**SUPPLIED DATA**
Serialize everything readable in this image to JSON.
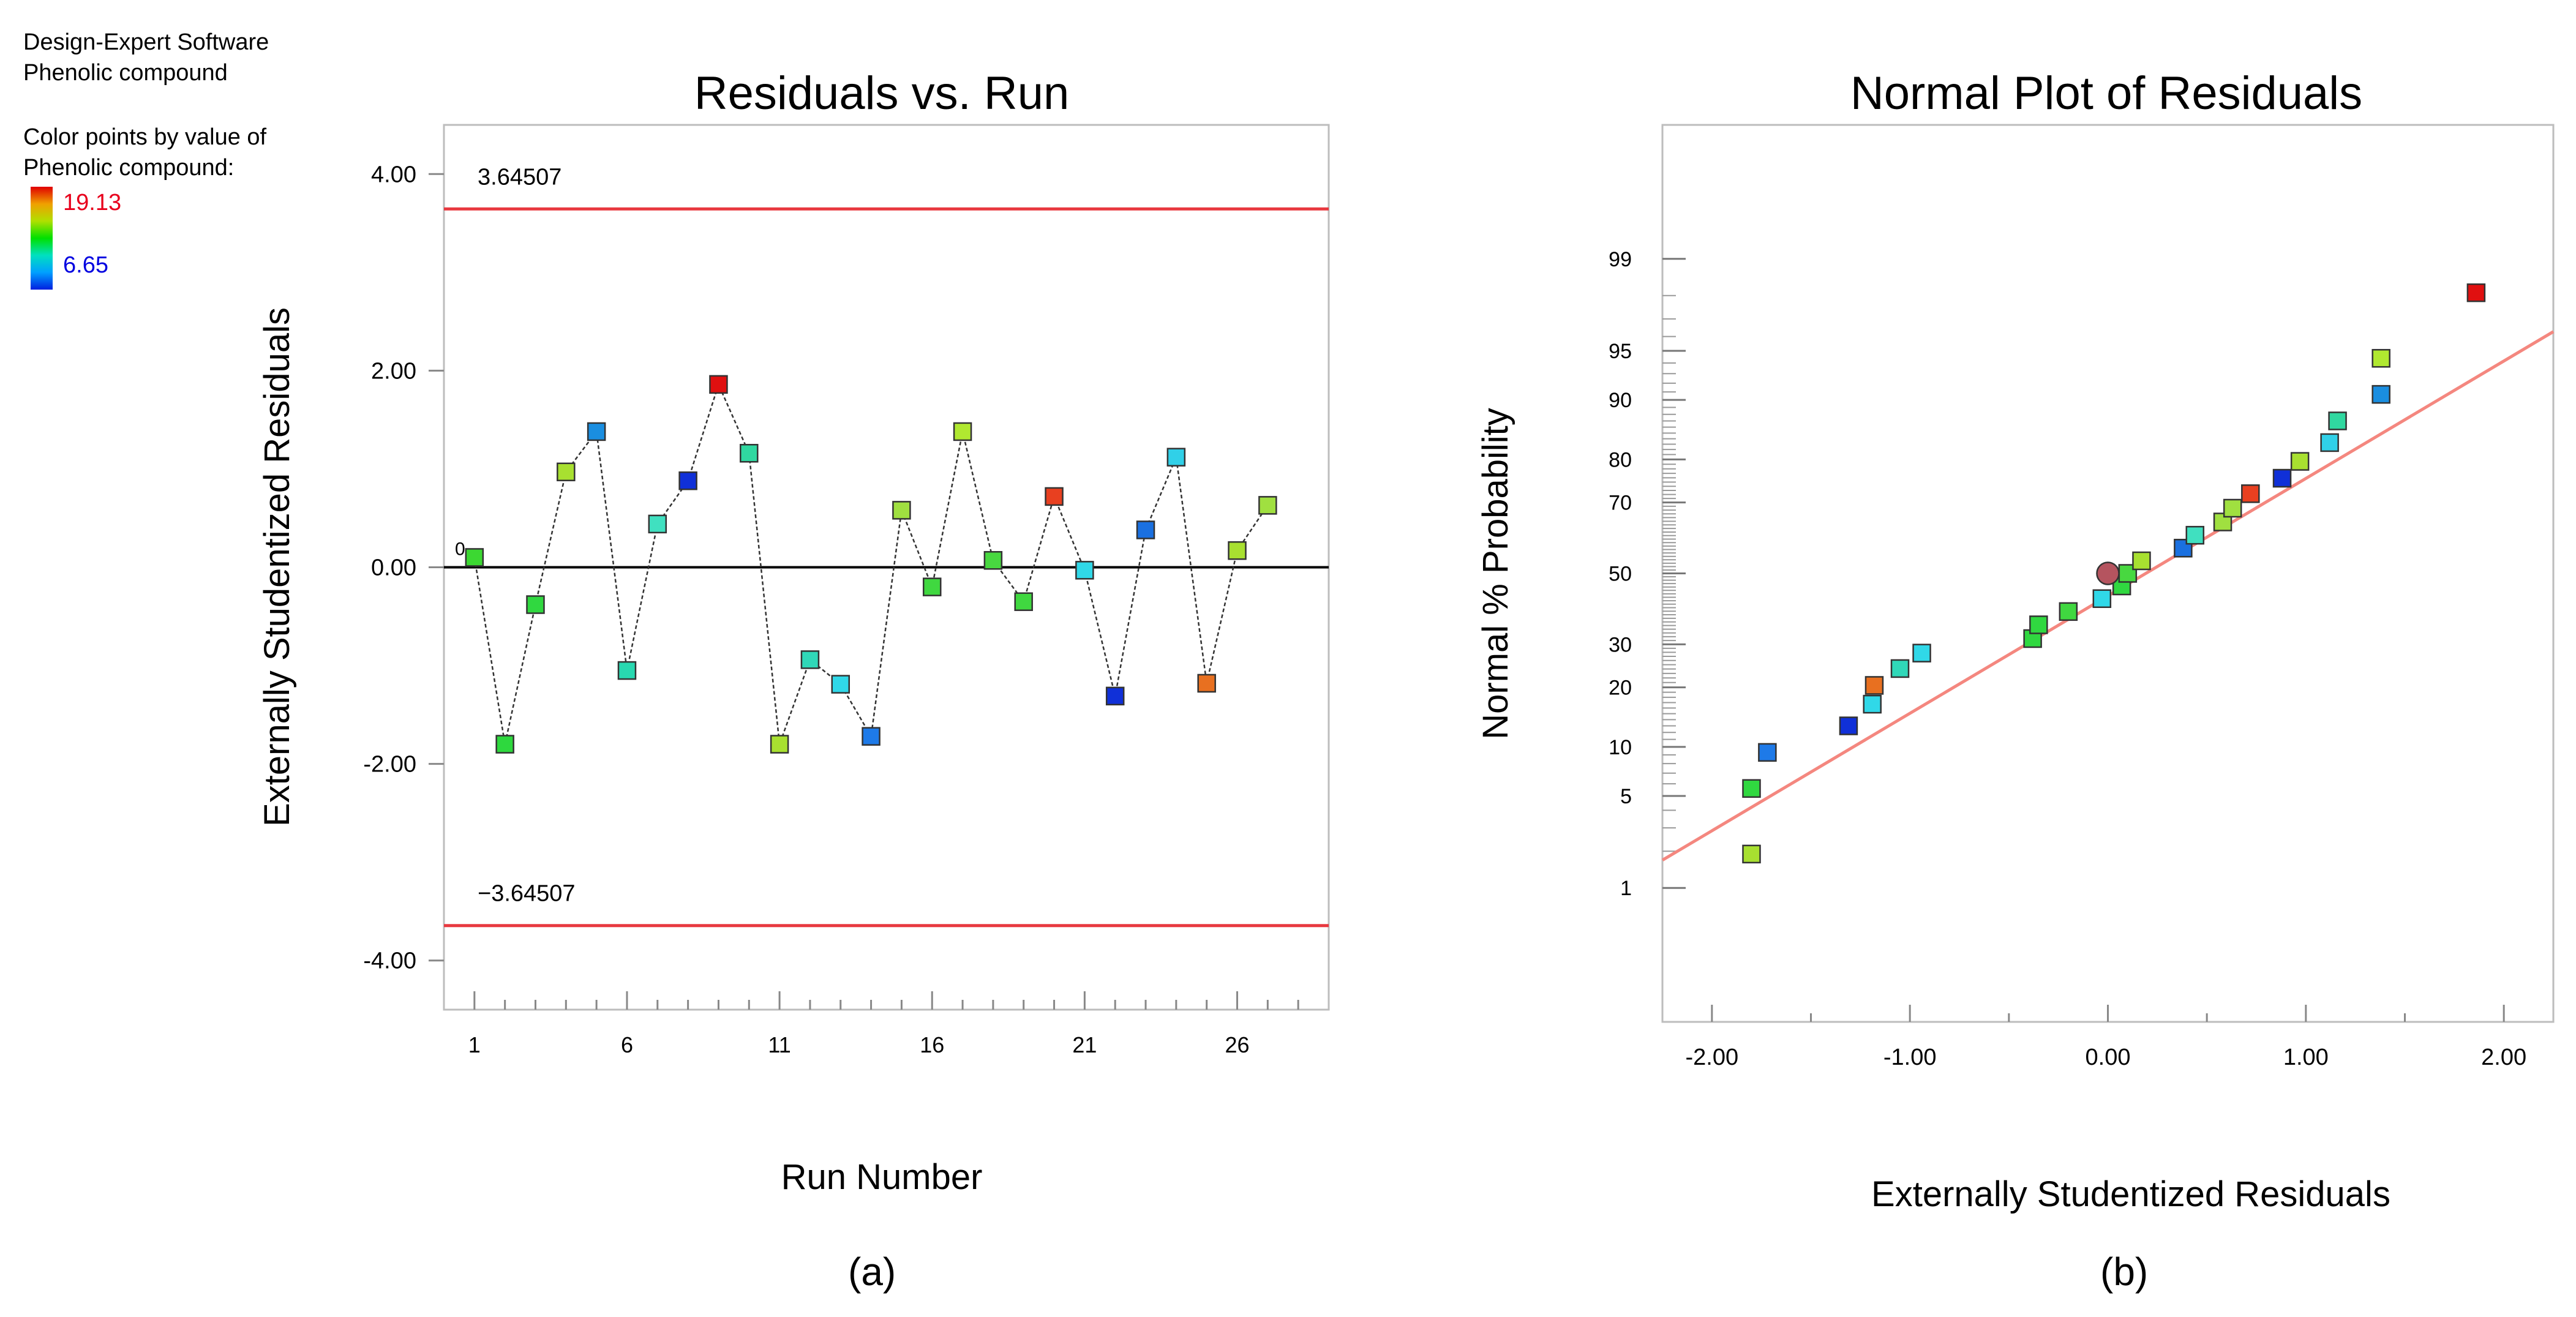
{
  "header": {
    "line1": "Design-Expert Software",
    "line2": "Phenolic compound",
    "line3": "Color points by value of",
    "line4": "Phenolic compound:"
  },
  "color_legend": {
    "max_label": "19.13",
    "min_label": "6.65",
    "max_value": 19.13,
    "min_value": 6.65,
    "max_color": "#e8001c",
    "min_color": "#0000e0",
    "gradient": [
      "#e00000",
      "#f0a000",
      "#b0e000",
      "#00e000",
      "#00e0c0",
      "#00a0ff",
      "#0020e0"
    ]
  },
  "colors": {
    "limit_line": "#e8383f",
    "normal_fit_line": "#f4877f",
    "zero_line": "#000000",
    "connector": "#333333",
    "center_point": "#b5545f"
  },
  "panels": {
    "a": {
      "label": "(a)"
    },
    "b": {
      "label": "(b)"
    }
  },
  "chart_data": [
    {
      "type": "scatter",
      "title": "Residuals vs. Run",
      "xlabel": "Run Number",
      "ylabel": "Externally Studentized Residuals",
      "xlim": [
        0,
        29
      ],
      "ylim": [
        -4.5,
        4.5
      ],
      "x_ticks": [
        1,
        6,
        11,
        16,
        21,
        26
      ],
      "y_ticks": [
        -4,
        -2,
        0,
        2,
        4
      ],
      "y_tick_labels": [
        "-4.00",
        "-2.00",
        "0.00",
        "2.00",
        "4.00"
      ],
      "reference_lines": [
        {
          "value": 3.64507,
          "label": "3.64507"
        },
        {
          "value": -3.64507,
          "label": "−3.64507"
        },
        {
          "value": 0,
          "label": "0"
        }
      ],
      "connected": true,
      "points": [
        {
          "run": 1,
          "residual": 0.1,
          "color": "#3cd832"
        },
        {
          "run": 2,
          "residual": -1.8,
          "color": "#2ed83e"
        },
        {
          "run": 3,
          "residual": -0.38,
          "color": "#30d840"
        },
        {
          "run": 4,
          "residual": 0.97,
          "color": "#a8e030"
        },
        {
          "run": 5,
          "residual": 1.38,
          "color": "#1a8ee0"
        },
        {
          "run": 6,
          "residual": -1.05,
          "color": "#28d8b0"
        },
        {
          "run": 7,
          "residual": 0.44,
          "color": "#40e0c0"
        },
        {
          "run": 8,
          "residual": 0.88,
          "color": "#1030d8"
        },
        {
          "run": 9,
          "residual": 1.86,
          "color": "#e01010"
        },
        {
          "run": 10,
          "residual": 1.16,
          "color": "#30d8a0"
        },
        {
          "run": 11,
          "residual": -1.8,
          "color": "#a8e030"
        },
        {
          "run": 12,
          "residual": -0.94,
          "color": "#30d8b8"
        },
        {
          "run": 13,
          "residual": -1.19,
          "color": "#30d8e8"
        },
        {
          "run": 14,
          "residual": -1.72,
          "color": "#1e7ae8"
        },
        {
          "run": 15,
          "residual": 0.58,
          "color": "#a0e040"
        },
        {
          "run": 16,
          "residual": -0.2,
          "color": "#40d840"
        },
        {
          "run": 17,
          "residual": 1.38,
          "color": "#b0e830"
        },
        {
          "run": 18,
          "residual": 0.07,
          "color": "#48d840"
        },
        {
          "run": 19,
          "residual": -0.35,
          "color": "#40d840"
        },
        {
          "run": 20,
          "residual": 0.72,
          "color": "#e84020"
        },
        {
          "run": 21,
          "residual": -0.03,
          "color": "#30d8e8"
        },
        {
          "run": 22,
          "residual": -1.31,
          "color": "#1030d8"
        },
        {
          "run": 23,
          "residual": 0.38,
          "color": "#1a70e0"
        },
        {
          "run": 24,
          "residual": 1.12,
          "color": "#30d0e8"
        },
        {
          "run": 25,
          "residual": -1.18,
          "color": "#e87020"
        },
        {
          "run": 26,
          "residual": 0.17,
          "color": "#a8e030"
        },
        {
          "run": 27,
          "residual": 0.63,
          "color": "#a0e040"
        }
      ]
    },
    {
      "type": "scatter",
      "title": "Normal Plot of Residuals",
      "xlabel": "Externally Studentized Residuals",
      "ylabel": "Normal % Probability",
      "xlim": [
        -2.25,
        2.25
      ],
      "x_ticks": [
        -2,
        -1,
        0,
        1,
        2
      ],
      "x_tick_labels": [
        "-2.00",
        "-1.00",
        "0.00",
        "1.00",
        "2.00"
      ],
      "y_scale": "normal probability",
      "y_ticks": [
        1,
        5,
        10,
        20,
        30,
        50,
        70,
        80,
        90,
        95,
        99
      ],
      "fit_line": {
        "x": [
          -2.25,
          2.25
        ],
        "p": [
          1.7,
          96.3
        ]
      },
      "points": [
        {
          "residual": -1.8,
          "probability": 1.9,
          "color": "#a8e030"
        },
        {
          "residual": -1.8,
          "probability": 5.6,
          "color": "#30d840"
        },
        {
          "residual": -1.72,
          "probability": 9.3,
          "color": "#1e7ae8"
        },
        {
          "residual": -1.31,
          "probability": 13.0,
          "color": "#1030d8"
        },
        {
          "residual": -1.19,
          "probability": 16.7,
          "color": "#30d8e8"
        },
        {
          "residual": -1.18,
          "probability": 20.4,
          "color": "#e87020"
        },
        {
          "residual": -1.05,
          "probability": 24.1,
          "color": "#30d8b8"
        },
        {
          "residual": -0.94,
          "probability": 27.8,
          "color": "#30d8e8"
        },
        {
          "residual": -0.38,
          "probability": 31.5,
          "color": "#30d840"
        },
        {
          "residual": -0.35,
          "probability": 35.2,
          "color": "#30d840"
        },
        {
          "residual": -0.2,
          "probability": 38.9,
          "color": "#40d840"
        },
        {
          "residual": -0.03,
          "probability": 42.6,
          "color": "#30d8e8"
        },
        {
          "residual": 0.07,
          "probability": 46.3,
          "color": "#30d840"
        },
        {
          "residual": 0.1,
          "probability": 50.0,
          "color": "#48d840"
        },
        {
          "residual": 0.17,
          "probability": 53.7,
          "color": "#a8e030"
        },
        {
          "residual": 0.38,
          "probability": 57.4,
          "color": "#1a70e0"
        },
        {
          "residual": 0.44,
          "probability": 61.1,
          "color": "#40e0c0"
        },
        {
          "residual": 0.58,
          "probability": 64.8,
          "color": "#a0e040"
        },
        {
          "residual": 0.63,
          "probability": 68.5,
          "color": "#a0e040"
        },
        {
          "residual": 0.72,
          "probability": 72.2,
          "color": "#e84020"
        },
        {
          "residual": 0.88,
          "probability": 75.9,
          "color": "#1030d8"
        },
        {
          "residual": 0.97,
          "probability": 79.6,
          "color": "#a8e030"
        },
        {
          "residual": 1.12,
          "probability": 83.3,
          "color": "#30d0e8"
        },
        {
          "residual": 1.16,
          "probability": 87.0,
          "color": "#30d8a0"
        },
        {
          "residual": 1.38,
          "probability": 90.7,
          "color": "#1a8ee0"
        },
        {
          "residual": 1.38,
          "probability": 94.4,
          "color": "#b0e830"
        },
        {
          "residual": 1.86,
          "probability": 98.1,
          "color": "#e01010"
        }
      ],
      "center_point": {
        "residual": 0.0,
        "probability": 50.0
      }
    }
  ]
}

**GIVEN REQUEST**
Track down every line holding the string "Studentized" and copy it.

**WRITTEN REPLY**
      "ylabel": "Externally Studentized Residuals",
      "xlabel": "Externally Studentized Residuals",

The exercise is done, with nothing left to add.